STATED PROBLEM:
Collect every line of the records below that contains the word "JSON".

Stored items
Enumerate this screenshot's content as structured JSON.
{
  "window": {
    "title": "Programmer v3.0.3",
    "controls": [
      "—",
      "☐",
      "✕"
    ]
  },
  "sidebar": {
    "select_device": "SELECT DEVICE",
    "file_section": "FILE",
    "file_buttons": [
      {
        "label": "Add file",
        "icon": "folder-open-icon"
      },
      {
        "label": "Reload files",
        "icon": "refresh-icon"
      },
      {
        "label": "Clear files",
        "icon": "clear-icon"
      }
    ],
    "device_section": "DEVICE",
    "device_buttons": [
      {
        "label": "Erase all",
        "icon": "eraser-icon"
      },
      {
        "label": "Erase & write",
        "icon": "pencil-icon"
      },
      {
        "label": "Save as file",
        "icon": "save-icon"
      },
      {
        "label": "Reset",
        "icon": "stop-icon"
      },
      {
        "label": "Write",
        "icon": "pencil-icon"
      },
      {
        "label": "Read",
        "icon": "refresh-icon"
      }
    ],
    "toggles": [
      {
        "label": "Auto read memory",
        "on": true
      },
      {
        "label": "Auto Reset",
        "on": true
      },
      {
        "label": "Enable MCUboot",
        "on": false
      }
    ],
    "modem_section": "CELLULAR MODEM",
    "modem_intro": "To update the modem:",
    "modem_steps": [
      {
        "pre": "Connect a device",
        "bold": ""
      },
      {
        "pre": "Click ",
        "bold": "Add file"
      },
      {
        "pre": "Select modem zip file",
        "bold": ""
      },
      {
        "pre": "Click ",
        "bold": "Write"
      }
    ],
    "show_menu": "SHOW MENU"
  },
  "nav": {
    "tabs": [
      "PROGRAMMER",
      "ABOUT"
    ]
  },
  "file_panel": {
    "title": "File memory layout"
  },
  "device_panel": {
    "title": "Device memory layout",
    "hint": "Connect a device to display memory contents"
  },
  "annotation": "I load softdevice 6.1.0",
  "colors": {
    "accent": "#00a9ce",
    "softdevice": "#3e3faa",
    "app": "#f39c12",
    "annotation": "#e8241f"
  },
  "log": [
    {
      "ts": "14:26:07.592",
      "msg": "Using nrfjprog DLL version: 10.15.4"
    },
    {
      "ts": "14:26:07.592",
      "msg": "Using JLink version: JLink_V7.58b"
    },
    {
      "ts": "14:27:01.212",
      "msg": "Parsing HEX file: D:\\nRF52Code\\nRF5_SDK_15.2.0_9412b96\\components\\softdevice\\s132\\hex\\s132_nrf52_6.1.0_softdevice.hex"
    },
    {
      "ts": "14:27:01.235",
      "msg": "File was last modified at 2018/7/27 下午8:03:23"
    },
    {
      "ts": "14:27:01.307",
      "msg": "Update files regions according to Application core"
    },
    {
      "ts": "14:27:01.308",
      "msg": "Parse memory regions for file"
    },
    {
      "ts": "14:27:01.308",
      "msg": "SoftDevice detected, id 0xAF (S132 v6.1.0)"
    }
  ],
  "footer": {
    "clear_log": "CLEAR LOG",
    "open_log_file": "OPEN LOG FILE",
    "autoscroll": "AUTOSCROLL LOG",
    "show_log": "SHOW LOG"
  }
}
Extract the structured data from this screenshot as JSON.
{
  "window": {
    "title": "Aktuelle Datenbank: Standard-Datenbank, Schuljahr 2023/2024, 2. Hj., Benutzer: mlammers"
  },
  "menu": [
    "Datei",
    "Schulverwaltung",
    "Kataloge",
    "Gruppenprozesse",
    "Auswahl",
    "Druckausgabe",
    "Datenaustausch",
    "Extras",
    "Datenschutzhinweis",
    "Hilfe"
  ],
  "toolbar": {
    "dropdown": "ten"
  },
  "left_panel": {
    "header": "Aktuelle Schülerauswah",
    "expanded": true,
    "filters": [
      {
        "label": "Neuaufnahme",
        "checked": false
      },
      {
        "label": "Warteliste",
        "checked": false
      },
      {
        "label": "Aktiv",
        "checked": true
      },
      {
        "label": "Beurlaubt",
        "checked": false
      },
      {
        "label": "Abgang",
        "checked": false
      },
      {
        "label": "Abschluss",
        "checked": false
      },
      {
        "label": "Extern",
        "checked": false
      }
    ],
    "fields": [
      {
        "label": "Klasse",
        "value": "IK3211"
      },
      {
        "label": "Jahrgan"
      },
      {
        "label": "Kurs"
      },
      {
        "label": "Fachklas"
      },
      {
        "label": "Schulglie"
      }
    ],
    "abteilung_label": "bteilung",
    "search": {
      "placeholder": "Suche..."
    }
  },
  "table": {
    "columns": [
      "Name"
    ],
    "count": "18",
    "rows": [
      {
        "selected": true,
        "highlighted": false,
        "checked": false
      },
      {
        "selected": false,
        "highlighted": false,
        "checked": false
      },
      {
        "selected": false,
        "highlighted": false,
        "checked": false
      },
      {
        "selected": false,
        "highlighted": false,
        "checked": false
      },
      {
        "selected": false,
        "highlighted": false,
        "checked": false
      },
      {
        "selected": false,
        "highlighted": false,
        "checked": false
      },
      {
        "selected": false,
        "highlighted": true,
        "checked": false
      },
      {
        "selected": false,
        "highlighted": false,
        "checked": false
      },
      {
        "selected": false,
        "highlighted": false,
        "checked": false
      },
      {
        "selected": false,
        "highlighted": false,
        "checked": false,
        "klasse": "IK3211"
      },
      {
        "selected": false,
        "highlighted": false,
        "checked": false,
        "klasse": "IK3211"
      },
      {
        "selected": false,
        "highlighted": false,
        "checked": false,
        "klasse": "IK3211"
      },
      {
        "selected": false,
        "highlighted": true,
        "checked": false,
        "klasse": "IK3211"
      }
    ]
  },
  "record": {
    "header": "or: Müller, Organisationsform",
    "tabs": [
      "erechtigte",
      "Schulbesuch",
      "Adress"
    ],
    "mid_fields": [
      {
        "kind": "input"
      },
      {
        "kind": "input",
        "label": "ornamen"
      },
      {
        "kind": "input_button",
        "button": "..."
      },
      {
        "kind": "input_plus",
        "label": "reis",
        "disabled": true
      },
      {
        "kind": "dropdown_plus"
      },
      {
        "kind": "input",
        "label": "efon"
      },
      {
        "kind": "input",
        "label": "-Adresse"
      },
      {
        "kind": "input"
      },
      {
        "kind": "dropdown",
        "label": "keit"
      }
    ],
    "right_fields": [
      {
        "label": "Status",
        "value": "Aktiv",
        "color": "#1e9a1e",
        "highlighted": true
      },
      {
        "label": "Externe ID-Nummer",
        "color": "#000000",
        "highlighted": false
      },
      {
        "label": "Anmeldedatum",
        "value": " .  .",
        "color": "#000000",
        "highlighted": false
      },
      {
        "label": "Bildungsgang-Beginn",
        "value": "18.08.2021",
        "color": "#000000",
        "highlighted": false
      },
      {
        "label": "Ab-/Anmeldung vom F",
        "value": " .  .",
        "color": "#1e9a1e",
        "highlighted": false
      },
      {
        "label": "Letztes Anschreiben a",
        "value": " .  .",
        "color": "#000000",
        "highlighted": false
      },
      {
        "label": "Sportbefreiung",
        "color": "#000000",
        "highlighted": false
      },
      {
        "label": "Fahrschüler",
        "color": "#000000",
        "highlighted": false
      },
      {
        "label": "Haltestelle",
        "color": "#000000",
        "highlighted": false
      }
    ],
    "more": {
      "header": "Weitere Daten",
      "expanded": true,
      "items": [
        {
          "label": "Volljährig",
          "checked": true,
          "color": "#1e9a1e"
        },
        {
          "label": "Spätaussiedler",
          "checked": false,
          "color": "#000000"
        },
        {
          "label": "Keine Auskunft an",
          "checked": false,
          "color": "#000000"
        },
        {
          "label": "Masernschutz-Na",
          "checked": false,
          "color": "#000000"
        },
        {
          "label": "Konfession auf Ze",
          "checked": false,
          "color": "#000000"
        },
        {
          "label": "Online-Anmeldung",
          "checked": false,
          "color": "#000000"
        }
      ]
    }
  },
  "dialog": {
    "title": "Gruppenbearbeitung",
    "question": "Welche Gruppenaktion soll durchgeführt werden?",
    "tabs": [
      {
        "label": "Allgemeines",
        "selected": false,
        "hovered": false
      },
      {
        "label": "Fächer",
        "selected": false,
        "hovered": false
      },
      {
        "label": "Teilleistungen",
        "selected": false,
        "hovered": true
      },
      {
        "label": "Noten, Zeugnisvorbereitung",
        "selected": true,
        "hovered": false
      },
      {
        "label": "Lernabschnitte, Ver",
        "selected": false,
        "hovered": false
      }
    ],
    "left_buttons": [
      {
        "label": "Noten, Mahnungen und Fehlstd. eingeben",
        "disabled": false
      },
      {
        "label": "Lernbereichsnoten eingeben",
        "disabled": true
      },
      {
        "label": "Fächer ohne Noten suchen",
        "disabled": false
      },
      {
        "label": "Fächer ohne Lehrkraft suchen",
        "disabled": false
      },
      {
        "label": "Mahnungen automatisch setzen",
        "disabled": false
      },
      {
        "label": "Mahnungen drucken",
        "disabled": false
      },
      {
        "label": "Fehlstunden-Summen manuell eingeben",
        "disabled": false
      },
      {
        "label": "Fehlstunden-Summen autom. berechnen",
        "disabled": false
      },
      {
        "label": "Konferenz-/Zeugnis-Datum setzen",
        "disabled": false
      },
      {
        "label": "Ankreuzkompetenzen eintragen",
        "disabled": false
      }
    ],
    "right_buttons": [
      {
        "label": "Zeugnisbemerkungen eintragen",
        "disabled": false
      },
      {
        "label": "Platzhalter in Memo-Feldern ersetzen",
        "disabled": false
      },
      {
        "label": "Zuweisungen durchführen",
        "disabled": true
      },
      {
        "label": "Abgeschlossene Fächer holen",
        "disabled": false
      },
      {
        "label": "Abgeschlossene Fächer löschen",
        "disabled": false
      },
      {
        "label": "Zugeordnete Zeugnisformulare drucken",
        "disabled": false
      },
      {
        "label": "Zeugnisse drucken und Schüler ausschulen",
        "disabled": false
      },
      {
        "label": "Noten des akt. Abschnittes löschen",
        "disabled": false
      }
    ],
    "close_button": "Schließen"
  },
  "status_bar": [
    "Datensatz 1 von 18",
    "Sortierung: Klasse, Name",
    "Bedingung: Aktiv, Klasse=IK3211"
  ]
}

COMPLETED EXERCISE:
Enumerate this screenshot's content as structured JSON.
Extract the structured data from this screenshot as JSON.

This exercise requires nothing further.